PROVIDED RECORDS:

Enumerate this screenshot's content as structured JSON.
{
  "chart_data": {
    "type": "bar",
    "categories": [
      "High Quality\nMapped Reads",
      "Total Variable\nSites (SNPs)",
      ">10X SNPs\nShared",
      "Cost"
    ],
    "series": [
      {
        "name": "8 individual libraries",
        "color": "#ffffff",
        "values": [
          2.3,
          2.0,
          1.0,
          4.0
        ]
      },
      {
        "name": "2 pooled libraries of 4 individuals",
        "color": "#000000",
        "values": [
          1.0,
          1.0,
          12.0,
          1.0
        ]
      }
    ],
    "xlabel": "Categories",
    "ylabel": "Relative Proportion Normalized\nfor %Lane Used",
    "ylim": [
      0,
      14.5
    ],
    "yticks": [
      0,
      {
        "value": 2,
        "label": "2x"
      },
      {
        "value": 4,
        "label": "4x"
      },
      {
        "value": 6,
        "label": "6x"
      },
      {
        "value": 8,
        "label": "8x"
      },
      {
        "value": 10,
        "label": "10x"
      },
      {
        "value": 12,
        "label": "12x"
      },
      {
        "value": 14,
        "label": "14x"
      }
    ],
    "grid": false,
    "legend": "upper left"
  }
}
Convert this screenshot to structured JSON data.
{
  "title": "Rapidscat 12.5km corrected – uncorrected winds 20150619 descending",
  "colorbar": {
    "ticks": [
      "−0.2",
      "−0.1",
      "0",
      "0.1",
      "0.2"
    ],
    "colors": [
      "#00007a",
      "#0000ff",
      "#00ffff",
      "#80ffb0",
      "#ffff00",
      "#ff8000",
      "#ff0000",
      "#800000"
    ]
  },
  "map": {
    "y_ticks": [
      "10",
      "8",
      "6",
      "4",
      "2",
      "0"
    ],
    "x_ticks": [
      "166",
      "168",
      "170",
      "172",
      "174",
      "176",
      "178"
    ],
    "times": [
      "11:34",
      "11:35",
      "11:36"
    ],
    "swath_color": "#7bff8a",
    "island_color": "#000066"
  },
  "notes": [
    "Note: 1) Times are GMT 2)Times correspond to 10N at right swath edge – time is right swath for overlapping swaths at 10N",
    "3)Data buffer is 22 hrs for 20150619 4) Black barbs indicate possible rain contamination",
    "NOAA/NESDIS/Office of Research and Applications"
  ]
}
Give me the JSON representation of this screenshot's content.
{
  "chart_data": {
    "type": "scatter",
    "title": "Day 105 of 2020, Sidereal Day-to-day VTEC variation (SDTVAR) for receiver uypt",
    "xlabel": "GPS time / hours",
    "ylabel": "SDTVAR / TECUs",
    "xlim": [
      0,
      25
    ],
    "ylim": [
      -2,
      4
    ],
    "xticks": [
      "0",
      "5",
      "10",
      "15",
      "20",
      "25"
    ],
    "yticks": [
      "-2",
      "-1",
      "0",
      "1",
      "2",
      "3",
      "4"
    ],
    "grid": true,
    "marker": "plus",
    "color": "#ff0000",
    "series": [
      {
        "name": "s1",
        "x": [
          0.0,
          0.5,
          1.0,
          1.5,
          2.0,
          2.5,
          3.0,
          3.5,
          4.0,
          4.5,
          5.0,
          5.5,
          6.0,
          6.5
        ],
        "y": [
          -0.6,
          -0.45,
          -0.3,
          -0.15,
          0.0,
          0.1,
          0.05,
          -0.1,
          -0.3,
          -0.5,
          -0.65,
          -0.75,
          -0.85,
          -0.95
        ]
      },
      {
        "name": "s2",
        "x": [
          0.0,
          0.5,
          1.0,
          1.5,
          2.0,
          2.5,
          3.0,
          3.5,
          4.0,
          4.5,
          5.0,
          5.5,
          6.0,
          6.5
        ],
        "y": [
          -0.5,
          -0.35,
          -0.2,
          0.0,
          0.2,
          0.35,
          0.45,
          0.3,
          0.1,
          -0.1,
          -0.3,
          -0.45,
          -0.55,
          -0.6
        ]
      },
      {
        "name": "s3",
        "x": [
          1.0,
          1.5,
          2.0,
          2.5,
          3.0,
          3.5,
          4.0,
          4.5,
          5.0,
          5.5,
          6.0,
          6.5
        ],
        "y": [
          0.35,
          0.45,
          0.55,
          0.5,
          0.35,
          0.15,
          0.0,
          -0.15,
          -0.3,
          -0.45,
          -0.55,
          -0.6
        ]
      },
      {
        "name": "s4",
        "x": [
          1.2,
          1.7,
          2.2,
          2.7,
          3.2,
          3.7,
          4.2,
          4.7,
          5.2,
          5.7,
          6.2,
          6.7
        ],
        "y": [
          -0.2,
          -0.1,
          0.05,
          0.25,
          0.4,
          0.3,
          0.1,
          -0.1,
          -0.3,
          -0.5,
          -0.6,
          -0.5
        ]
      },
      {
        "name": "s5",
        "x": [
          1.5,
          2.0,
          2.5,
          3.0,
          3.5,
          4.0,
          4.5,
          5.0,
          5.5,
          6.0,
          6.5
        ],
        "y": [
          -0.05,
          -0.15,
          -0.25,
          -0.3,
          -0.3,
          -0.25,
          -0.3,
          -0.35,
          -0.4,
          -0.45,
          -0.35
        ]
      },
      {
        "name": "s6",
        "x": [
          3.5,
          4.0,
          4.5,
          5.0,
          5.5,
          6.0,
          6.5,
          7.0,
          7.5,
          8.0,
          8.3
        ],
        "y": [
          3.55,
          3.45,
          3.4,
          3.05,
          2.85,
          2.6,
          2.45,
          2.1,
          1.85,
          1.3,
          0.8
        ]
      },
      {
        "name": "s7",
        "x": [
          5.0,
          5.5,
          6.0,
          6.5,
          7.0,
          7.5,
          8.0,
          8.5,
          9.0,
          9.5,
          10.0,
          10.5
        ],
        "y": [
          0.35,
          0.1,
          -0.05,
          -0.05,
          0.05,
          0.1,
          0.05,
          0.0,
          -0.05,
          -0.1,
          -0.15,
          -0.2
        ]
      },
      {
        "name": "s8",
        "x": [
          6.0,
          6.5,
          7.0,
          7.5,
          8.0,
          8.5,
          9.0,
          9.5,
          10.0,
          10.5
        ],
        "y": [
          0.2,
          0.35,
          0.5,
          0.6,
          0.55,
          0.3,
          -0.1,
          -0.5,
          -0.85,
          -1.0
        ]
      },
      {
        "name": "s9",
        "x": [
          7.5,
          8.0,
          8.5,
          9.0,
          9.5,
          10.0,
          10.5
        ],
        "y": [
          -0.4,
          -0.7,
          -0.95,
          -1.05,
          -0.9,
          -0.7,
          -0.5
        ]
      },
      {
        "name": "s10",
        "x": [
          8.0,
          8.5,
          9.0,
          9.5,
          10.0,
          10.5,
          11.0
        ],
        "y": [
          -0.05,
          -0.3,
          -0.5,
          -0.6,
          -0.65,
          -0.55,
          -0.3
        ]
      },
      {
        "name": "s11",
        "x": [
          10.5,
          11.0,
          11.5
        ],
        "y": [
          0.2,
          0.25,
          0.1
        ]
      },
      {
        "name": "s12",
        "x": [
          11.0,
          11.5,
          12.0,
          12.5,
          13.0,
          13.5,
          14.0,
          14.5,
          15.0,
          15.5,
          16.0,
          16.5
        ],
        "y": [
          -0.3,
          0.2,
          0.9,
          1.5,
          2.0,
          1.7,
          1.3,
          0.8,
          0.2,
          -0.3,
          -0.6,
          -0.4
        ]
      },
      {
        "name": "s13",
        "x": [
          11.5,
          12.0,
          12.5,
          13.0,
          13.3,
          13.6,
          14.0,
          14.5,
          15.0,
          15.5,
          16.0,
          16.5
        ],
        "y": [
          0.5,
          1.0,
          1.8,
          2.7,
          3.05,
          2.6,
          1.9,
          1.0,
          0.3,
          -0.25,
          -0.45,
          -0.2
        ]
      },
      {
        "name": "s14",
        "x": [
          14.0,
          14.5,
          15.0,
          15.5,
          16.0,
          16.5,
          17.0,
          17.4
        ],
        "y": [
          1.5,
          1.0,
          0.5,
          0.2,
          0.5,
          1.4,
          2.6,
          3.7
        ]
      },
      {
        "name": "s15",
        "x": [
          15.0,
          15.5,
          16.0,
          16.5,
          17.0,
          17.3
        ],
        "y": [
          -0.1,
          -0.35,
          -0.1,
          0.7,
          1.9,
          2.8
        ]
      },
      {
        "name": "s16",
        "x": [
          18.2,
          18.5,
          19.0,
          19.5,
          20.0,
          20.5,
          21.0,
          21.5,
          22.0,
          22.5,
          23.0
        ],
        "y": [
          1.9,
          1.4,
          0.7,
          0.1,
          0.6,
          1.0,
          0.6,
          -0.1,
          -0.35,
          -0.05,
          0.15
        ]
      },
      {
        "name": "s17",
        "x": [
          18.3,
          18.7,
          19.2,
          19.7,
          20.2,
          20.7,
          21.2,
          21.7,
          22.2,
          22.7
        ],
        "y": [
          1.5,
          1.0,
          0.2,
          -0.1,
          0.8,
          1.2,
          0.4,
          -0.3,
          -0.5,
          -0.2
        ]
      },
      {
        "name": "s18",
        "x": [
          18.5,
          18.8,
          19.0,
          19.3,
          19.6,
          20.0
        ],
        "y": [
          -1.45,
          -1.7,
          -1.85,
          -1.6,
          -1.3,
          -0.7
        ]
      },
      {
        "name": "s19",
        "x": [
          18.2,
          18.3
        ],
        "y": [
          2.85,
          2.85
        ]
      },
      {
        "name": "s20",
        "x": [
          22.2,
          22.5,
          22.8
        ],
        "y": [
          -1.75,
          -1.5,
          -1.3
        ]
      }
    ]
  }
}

EXERCISE:
Work through the records line by line and tally those with the word "structured". Report only the total.

REPLY TO THE EXERCISE:
2